INSTRUCTIONS:
**A.** According to the passage on the Sutton weighbridge, what pay was Joseph Neale given for taking charge of the weighing machine?
**B.** Continue the passage on the Sutton weighbridge from where it stops.

Weighbridge as 204 22.6.12Richard Holbeche, recollecting the Sutton of his youth, wrote about the family living opposite his house in Coleshill Street - “Neale and his wife were quiet, chapel-going people. Neale was a boot-maker, and attended, after the town hall was pulled down, to the weighbridge (called by the irreverent, the Pepper Pot) which rose on its ashes.”

The old town hall, which stood at the junction of High Street, Mill Street and Coleshill Street, was demolished in 1854, and the weighbridge, with its “pepper pot” office, was installed in 1859. The Corporation accounts for 1859 show that that year John Hill was paid £135 for the cost of the weighing machine at the top of Mill Street, and Joseph Neale was appointed to be in charge of it at 25s. per quarter.

A weighbridge is a very large set of balance scales consisting of a large metal plate set into the road surface with a small hut beside it containing the scale. (The first practical machines of this type were invented by John Wyatt of Birmingham in the 1740s). The Sutton public weighbridge, situated on the site of the weekly Monday livestock market, was used for weighing livestock as well as horse drawn carts and wagons.

INFORMATION PROVIDED:
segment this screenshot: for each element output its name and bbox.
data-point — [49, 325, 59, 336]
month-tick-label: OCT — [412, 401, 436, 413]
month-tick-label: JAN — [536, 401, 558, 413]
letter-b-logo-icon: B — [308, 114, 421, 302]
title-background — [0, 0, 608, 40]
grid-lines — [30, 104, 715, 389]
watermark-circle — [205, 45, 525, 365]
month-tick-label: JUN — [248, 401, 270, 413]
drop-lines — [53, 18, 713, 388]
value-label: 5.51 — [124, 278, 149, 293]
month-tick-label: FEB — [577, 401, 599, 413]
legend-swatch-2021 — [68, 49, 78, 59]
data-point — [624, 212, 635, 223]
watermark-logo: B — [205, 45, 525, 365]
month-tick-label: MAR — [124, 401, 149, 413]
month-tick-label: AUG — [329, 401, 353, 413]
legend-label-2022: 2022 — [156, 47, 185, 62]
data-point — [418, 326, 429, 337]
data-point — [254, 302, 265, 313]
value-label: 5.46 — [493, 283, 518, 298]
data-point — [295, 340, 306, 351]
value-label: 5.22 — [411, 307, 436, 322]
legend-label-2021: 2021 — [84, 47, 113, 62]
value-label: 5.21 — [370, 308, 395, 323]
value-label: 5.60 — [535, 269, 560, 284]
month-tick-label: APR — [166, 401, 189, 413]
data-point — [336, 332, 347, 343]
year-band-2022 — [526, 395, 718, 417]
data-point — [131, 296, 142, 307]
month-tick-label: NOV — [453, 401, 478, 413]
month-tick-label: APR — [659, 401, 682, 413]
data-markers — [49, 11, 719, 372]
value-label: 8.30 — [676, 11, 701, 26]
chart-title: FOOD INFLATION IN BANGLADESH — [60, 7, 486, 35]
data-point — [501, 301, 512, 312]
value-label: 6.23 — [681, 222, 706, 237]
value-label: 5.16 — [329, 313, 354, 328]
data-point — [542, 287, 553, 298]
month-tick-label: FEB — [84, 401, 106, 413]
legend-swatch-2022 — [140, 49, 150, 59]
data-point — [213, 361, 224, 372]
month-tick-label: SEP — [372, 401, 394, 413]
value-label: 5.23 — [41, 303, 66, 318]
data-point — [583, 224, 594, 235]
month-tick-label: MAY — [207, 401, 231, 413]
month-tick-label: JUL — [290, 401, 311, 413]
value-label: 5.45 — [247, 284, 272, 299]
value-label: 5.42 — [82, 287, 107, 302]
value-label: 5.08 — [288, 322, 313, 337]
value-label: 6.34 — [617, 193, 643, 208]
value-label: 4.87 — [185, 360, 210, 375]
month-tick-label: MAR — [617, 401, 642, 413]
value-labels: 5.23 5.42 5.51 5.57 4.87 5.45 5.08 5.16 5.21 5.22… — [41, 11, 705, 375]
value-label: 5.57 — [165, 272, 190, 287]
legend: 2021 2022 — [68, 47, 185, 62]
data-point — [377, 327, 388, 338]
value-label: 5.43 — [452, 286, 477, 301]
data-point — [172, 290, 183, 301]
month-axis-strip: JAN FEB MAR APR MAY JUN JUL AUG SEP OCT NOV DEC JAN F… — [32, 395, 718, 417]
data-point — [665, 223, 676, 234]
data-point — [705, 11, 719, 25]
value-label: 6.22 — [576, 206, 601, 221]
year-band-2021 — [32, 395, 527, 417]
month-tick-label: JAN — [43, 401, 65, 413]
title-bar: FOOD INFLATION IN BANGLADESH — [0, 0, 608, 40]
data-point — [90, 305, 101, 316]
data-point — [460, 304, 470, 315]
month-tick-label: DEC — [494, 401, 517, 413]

SOLVED TASKS:
**A.** 25s. per quarter

**B.**
The conduct of the Warden and Society of Sutton had been the subject of a long court case in the Court of Chancery. This resulted in a scheme, implemented in 1824, which specified how the Corporation’s funds were to be applied. This scheme was first proposed in 1817, clause 20 reads - “The Warden and Society being enjoined by the Charter to see that the weights and measures are just within the parish it is hoped that a sufficient sum should be allowed for a weighing machine for the use and benefit of the poor inhabitants and for a salary for a person to attend on the same”. The cost was given as £173. 14s. 0d; with an annual salary of £5.

The Warden and Society duly installed a public weighing machine outside their town hall, described by Holbeche:- “before the present edifice (i.e. the pepper pot) was erected, a sort of brickwork pew sufficed for the weighing of coals, manure, etc..This was occupied on Sundays by blatant dissenting preachers.”

The Pepper Pot was a distinctive Sutton landmark for nearly fifty years, but by 1900 it stood in the way of progress; in 1901 the weighbridge was moved to the council yard in Riland Road. The Pepper Pot with its gas lamp was removed, to be replaced by Sutton’s first electric street light.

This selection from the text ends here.